* start Records provided *
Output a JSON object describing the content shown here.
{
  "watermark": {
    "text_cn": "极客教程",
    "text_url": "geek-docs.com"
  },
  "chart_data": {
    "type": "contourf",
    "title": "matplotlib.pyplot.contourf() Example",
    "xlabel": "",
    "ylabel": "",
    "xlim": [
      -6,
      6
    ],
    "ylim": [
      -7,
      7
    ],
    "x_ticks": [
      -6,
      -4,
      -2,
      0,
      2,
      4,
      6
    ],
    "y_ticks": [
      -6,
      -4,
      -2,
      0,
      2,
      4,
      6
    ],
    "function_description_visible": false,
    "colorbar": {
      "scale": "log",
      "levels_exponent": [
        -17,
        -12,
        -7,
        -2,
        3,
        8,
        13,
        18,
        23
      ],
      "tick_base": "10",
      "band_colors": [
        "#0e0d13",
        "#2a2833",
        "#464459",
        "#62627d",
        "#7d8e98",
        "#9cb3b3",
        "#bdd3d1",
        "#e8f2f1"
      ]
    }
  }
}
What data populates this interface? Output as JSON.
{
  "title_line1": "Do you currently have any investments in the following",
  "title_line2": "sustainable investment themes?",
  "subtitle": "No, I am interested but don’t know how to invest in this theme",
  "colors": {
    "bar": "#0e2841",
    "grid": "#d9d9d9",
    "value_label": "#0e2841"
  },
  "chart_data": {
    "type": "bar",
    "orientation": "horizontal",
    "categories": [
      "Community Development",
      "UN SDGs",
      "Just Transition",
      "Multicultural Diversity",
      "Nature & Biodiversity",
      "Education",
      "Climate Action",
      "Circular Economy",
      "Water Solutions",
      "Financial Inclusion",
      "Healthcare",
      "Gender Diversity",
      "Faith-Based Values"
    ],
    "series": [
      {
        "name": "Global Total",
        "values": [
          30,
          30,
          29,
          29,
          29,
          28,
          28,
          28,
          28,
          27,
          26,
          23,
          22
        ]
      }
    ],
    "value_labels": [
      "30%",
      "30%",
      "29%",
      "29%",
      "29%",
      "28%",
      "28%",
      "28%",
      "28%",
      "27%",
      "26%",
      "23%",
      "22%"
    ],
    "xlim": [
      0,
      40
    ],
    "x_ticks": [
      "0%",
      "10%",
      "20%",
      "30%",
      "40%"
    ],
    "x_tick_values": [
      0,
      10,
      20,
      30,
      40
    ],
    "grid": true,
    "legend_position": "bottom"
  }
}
* end Records provided *
**Written instruction:** Copy out each line of the entries that holds "this".

**Final result:**
What data populates this interface? Output as JSON.
  "subtitle": "No, I am interested but don’t know how to invest in this theme",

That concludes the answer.